[start]
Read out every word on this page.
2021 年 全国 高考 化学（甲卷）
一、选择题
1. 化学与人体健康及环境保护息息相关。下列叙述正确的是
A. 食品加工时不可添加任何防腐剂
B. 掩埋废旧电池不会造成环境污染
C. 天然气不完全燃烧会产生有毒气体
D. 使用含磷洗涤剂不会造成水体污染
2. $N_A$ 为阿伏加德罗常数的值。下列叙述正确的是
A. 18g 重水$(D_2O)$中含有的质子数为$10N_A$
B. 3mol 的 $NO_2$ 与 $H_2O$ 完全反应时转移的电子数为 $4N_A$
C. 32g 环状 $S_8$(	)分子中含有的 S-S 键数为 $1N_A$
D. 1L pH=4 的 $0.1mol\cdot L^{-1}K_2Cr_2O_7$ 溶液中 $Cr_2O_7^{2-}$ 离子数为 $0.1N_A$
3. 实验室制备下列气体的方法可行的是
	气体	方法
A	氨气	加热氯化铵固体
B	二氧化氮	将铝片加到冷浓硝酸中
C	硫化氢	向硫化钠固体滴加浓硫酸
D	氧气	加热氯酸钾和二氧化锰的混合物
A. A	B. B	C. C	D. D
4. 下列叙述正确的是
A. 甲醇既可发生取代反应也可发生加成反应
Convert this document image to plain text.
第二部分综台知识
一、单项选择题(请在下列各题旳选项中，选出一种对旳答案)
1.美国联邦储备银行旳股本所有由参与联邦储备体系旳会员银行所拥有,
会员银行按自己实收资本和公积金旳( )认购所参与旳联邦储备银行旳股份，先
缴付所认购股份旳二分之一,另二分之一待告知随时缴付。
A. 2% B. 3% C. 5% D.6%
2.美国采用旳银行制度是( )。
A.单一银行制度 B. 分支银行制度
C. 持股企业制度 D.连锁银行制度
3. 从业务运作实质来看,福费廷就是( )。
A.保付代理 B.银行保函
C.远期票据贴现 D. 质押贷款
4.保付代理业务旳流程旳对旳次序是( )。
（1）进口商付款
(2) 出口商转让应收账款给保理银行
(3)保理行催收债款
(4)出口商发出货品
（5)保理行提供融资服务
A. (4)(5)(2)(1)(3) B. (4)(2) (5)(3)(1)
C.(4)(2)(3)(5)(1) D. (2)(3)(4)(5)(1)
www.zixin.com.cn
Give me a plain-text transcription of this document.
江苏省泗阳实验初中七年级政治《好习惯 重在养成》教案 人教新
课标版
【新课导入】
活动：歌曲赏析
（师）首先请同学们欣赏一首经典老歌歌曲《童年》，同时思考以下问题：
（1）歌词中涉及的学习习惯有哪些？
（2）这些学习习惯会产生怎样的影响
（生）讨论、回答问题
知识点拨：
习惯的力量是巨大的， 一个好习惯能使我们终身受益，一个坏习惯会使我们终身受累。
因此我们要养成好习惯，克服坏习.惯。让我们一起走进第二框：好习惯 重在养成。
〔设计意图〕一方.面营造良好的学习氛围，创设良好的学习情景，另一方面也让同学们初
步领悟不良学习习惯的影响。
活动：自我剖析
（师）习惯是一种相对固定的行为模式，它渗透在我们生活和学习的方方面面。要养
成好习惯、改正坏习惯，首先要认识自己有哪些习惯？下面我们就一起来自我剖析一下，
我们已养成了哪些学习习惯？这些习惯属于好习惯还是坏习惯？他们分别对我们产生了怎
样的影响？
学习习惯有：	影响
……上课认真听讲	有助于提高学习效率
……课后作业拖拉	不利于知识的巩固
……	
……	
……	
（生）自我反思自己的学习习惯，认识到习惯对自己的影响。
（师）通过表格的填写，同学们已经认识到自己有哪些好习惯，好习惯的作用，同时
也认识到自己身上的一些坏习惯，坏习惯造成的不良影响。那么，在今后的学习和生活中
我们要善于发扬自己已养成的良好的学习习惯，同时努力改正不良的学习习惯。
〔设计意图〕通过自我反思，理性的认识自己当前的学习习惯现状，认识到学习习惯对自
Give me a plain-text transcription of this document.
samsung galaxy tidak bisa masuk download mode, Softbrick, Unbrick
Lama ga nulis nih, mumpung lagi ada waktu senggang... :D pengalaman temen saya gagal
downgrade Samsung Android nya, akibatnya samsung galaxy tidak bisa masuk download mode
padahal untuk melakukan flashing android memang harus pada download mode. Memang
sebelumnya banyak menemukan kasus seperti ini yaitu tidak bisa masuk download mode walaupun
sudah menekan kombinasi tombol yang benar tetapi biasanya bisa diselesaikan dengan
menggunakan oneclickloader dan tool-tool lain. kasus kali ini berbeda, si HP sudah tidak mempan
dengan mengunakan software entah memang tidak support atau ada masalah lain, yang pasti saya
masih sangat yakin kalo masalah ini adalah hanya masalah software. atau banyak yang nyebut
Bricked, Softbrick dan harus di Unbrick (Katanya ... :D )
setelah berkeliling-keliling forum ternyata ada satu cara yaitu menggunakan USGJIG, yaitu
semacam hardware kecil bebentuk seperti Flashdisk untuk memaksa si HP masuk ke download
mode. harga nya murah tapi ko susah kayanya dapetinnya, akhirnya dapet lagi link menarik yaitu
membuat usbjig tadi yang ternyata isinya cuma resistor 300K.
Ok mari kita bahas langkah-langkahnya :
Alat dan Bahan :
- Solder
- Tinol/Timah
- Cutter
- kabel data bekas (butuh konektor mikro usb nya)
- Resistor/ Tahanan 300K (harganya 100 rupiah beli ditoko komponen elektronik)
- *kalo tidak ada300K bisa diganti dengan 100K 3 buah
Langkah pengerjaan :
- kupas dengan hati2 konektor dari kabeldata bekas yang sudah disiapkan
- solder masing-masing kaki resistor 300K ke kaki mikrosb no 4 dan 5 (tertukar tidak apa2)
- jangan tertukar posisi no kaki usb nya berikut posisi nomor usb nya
[end]
## WRITTEN PROBLEM:
Find all lines where the word "seperti" appears. Copy them.

## SOLVED PROBLEM:
sebelumnya banyak menemukan kasus seperti ini yaitu tidak bisa masuk download mode walaupun
semacam hardware kecil bebentuk seperti Flashdisk untuk memaksa si HP masuk ke download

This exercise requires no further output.